# What you need to do
Carry on the passage about corporate financial and environmental performance, starting right after its last sentence.

--- BEGIN Quoted text ---

The primary objective behind financial management is profitability, which is to increase the owners’ interest, where performance refers to the firm’s ability towards acquiring and managing resources, using several methods, for the achievement of competitive advantage (Iswatia & Anshoria, 2007). Corporate performance is important to the strategic management domain of a firm and this includes its, innovation it employ and the like as this is what for-profit entities are concentrated on. In other words, for-profit entities, are by nature, fulfilling the demands of the public and as such, its financial performance is of major consideration (Naranjo-Valencia, Jimenez-Jimenez & Sanz-Valle, 2016; Ngunyu, 2013).

Corporate Environmental Performance

Throughout the past years, government sectors, policy makers, non-governmental entities, and the global firms has focused increasingly on the state of the environment (Berg & Lidskog, 2018; Rootes, 2014; Rosenbaum, 1977). The prevention of environmental challenges occurrence, has in fact, influenced the strategy and practice of firms in their efforts to prevent the delay of expensive projects. Along this line, innovative firms have begun to acknowledge environmental concerns as part of their business concerns that should have a place in corporate strategy, policies and practices (Muhammad, 2014).

--- END Quoted text ---
--- BEGIN Dataset excerpts ---

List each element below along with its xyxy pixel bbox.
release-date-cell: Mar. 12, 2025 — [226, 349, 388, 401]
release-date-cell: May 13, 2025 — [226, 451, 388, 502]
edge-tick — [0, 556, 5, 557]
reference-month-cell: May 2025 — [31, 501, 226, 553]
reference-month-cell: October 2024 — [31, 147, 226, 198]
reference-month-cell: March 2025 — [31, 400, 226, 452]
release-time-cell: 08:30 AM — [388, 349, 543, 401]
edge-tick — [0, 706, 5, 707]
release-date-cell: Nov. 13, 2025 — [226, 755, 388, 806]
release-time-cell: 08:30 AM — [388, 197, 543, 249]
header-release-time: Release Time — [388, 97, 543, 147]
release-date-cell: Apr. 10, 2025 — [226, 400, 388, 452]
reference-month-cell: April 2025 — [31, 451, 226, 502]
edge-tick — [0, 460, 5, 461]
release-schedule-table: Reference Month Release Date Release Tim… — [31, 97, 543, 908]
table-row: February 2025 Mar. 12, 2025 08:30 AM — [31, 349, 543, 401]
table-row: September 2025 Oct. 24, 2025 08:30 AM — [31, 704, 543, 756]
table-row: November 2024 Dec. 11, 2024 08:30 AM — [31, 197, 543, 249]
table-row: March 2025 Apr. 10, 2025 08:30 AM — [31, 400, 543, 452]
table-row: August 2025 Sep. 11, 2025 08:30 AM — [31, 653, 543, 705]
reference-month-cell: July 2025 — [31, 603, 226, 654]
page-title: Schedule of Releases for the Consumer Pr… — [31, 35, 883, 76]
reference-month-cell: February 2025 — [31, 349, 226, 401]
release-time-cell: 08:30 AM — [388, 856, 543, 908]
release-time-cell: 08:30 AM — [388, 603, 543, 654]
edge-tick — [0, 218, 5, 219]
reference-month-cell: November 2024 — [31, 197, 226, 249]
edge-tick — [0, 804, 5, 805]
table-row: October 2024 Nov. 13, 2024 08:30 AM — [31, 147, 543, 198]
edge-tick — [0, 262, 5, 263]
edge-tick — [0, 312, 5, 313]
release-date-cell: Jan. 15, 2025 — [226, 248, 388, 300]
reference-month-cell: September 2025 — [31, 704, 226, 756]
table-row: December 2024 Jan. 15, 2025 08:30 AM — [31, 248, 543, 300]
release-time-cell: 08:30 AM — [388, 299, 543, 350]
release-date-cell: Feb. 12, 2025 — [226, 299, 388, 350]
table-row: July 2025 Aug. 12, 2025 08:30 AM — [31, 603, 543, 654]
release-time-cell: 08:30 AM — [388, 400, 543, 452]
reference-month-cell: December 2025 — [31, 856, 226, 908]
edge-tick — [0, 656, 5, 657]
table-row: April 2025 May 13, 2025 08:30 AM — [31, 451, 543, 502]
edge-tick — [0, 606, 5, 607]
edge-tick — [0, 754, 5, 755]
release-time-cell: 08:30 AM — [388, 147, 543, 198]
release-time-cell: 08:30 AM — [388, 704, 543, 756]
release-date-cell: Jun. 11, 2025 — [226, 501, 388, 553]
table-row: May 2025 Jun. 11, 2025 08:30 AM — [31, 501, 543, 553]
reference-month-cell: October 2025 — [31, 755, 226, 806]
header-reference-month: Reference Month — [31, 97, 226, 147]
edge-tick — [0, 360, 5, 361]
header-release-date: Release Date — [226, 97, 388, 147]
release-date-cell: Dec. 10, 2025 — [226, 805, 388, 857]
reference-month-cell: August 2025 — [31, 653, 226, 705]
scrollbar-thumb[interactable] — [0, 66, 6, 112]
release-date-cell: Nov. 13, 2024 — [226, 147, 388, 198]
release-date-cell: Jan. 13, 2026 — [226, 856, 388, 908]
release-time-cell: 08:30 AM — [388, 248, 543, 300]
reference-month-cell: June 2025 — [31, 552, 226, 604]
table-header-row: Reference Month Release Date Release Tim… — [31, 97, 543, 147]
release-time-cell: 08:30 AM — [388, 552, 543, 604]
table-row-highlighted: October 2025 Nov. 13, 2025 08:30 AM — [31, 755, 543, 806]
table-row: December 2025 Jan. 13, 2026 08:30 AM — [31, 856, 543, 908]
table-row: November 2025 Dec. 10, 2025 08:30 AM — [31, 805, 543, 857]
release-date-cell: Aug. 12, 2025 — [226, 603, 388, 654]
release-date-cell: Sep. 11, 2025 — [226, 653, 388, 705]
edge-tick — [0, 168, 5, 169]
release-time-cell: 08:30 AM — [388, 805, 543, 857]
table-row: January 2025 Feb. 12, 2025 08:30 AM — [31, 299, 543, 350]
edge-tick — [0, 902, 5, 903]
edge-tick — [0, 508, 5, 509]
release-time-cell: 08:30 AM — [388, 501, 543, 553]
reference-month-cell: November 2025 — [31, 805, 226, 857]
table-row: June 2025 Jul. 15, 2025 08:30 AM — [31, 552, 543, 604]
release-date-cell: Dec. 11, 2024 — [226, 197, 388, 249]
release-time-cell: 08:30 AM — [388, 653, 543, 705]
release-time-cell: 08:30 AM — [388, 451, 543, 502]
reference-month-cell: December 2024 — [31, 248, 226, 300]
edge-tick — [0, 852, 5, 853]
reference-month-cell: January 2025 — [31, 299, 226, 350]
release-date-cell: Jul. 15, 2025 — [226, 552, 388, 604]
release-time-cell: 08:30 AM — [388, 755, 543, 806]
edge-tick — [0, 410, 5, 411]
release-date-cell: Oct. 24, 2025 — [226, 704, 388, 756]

--- END Dataset excerpts ---

# Written answer
According to Chang (2015), higher level of environmental performance and inclination towards it can support the management of the environment and prevent environmental accidents/disasters from occurring. This, in turn, mitigates the level of risks against the political, market and environmental situation of the country. Activists generally urge administrators of corporations to create environmental practices/policies to enhance environmental performance and thus, stakeholders do consider the environmental tendency and performance of the firms they invest in (Vasi & King, 2012). The firm’s inclination towards environmental performance may place the greater emphasis of the operations and activities on both environmental and financial performance (Earnhart, 2018).

The concept of corporate environmental performance has been the focus of consideration of scholars in the past three decades but to date, no consensus has been reached among researchers and regulators as to its measurement. In addition, developing the concept’s definition is challenging owing to the difficulty in its measurement (Dragomir, 2018).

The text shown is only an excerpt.